• THE REQUEST:
Copy every line of the listing that holds the string "boję".

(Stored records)
****************************************
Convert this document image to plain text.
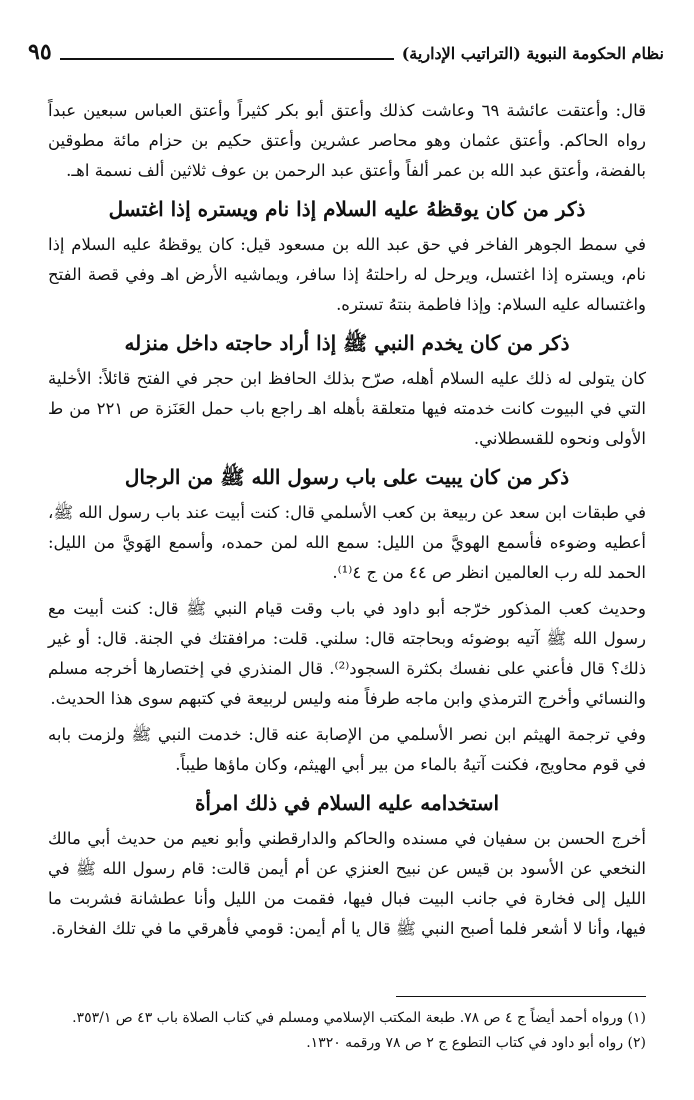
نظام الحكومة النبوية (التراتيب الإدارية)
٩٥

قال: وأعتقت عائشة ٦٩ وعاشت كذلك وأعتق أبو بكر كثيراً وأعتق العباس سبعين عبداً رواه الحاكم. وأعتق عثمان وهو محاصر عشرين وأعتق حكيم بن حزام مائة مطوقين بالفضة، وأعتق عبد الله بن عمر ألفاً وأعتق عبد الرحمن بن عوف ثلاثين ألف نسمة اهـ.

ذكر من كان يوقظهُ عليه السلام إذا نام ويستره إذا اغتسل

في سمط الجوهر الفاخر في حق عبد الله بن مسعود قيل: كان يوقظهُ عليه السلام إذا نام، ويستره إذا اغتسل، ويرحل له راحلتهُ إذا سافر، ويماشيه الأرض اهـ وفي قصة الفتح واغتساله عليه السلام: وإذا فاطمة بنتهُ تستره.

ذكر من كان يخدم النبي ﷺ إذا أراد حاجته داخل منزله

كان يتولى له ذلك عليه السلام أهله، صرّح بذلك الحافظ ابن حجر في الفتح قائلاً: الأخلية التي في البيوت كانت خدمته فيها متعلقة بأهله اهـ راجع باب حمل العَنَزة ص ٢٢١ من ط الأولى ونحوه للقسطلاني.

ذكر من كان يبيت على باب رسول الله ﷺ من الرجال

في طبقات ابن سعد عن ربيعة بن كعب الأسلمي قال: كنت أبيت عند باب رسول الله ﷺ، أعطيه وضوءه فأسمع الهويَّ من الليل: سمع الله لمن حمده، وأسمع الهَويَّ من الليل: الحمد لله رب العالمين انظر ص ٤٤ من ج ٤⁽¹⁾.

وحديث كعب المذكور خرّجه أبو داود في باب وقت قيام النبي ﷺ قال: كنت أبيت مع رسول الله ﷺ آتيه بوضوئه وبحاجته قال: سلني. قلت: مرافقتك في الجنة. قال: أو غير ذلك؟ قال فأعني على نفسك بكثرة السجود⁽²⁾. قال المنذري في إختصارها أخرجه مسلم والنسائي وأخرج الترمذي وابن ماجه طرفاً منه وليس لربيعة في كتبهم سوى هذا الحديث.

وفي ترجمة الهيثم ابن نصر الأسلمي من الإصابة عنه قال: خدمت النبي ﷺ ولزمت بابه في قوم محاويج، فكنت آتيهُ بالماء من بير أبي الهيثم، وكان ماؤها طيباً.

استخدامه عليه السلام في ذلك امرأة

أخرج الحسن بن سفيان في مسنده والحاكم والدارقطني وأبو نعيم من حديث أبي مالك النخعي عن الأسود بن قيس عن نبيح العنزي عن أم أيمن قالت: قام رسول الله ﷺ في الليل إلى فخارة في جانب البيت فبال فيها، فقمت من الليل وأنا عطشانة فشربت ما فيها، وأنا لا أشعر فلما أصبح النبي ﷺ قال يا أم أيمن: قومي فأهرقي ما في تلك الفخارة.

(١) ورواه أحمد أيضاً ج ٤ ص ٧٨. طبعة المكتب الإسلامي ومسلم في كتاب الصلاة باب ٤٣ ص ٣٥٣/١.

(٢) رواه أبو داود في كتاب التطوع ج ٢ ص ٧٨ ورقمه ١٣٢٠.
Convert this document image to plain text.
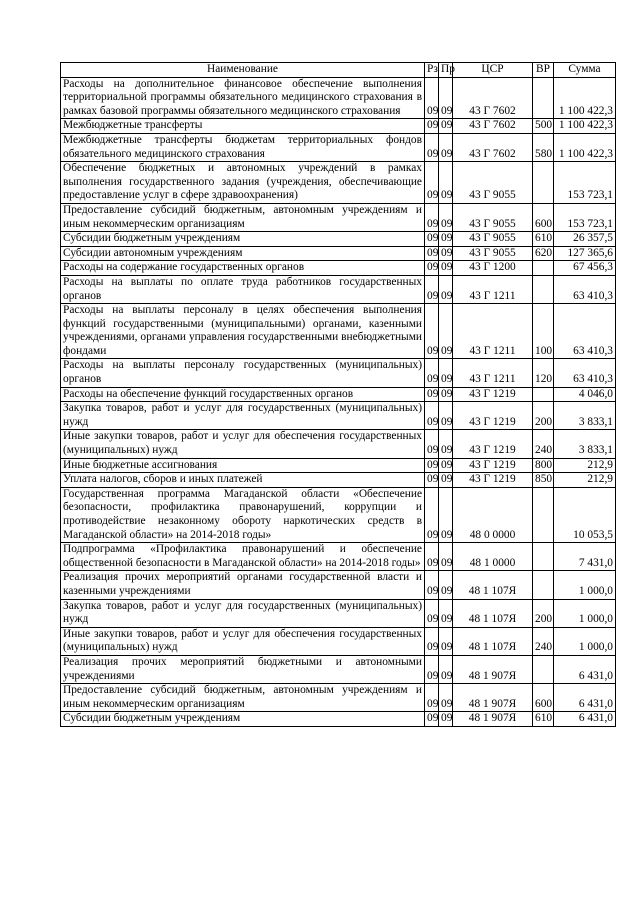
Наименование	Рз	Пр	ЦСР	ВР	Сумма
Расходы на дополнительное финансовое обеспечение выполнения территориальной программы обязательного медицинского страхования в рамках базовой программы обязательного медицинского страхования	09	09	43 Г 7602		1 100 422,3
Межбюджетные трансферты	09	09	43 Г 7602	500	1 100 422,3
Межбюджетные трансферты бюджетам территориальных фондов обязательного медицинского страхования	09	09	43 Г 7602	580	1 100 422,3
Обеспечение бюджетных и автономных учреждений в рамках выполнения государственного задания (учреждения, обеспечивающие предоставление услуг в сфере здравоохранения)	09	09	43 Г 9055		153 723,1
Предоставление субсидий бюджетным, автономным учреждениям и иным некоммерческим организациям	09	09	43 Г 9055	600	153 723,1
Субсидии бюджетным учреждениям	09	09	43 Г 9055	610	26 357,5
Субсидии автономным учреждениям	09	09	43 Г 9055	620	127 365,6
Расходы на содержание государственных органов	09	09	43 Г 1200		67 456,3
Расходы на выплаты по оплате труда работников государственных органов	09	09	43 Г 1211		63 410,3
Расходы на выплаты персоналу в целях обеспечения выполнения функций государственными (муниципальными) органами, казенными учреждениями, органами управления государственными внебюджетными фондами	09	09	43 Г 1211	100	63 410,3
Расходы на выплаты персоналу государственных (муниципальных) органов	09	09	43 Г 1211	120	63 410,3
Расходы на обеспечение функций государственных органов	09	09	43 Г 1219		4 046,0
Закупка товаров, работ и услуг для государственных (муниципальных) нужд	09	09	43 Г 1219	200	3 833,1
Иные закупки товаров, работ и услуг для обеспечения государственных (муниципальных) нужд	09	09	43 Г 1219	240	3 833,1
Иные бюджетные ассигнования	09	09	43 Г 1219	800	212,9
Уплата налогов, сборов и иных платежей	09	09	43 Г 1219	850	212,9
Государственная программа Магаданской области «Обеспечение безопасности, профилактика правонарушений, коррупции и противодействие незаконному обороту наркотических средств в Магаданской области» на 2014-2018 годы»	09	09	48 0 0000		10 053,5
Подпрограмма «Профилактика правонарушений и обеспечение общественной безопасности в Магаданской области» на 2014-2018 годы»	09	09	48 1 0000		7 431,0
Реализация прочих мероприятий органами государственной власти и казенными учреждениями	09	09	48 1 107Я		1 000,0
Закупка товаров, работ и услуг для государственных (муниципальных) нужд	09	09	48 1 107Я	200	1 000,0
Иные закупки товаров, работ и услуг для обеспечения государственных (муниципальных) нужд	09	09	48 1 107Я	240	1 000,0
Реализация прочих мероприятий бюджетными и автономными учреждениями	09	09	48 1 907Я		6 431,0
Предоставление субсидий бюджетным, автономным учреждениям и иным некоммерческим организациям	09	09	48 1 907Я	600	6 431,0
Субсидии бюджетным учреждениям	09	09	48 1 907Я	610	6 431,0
****************************************
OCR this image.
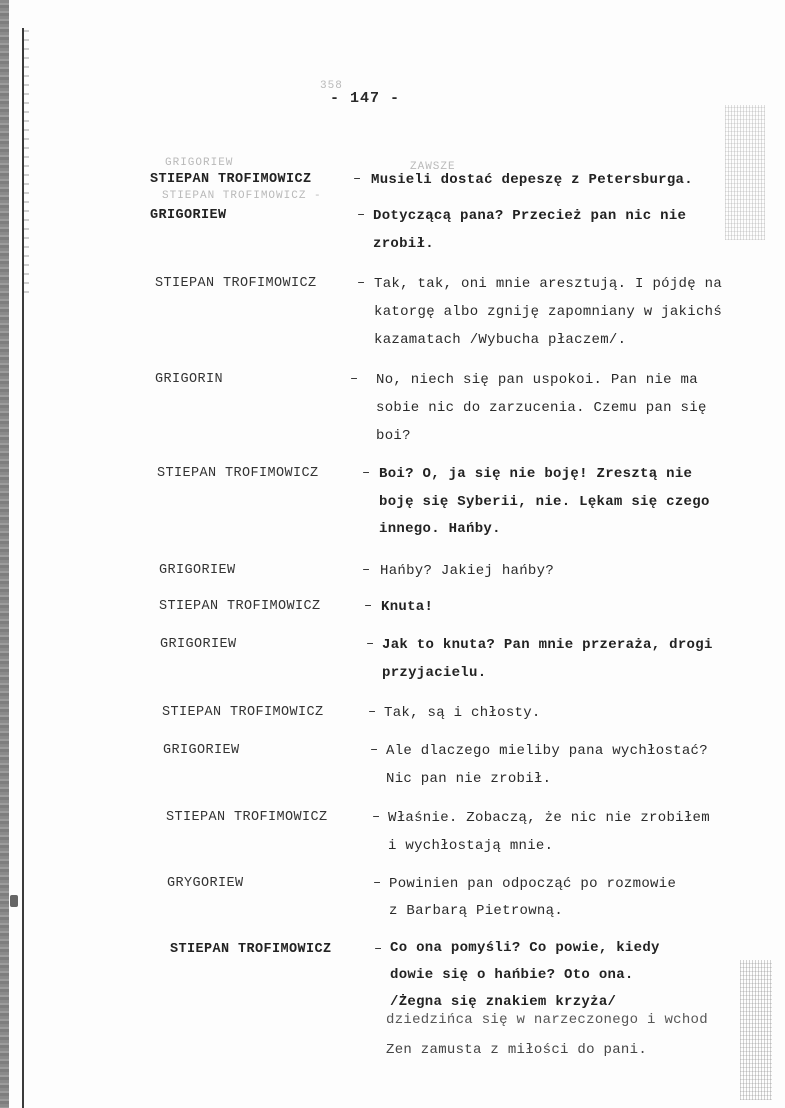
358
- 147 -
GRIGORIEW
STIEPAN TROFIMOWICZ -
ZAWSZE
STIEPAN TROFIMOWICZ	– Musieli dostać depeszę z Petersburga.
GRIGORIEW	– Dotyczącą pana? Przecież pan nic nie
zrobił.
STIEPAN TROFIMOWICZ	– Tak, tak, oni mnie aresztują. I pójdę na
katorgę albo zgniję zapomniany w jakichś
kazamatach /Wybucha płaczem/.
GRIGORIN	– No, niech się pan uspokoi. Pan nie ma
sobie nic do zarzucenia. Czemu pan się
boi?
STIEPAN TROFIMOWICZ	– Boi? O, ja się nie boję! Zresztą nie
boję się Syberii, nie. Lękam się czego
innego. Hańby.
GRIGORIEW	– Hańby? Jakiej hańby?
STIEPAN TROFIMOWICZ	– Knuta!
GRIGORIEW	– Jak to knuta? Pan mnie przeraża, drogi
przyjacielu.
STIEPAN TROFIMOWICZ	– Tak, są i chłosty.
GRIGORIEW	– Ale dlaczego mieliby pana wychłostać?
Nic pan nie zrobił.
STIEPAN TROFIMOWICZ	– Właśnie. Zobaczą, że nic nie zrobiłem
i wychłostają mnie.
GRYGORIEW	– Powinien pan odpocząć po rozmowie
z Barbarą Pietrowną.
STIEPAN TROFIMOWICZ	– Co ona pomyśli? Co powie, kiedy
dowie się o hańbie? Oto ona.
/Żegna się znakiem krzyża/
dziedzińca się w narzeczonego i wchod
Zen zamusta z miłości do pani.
****************************************
• COMPLETE RESPONSE:
STIEPAN TROFIMOWICZ	– Boi? O, ja się nie boję! Zresztą nie
boję się Syberii, nie. Lękam się czego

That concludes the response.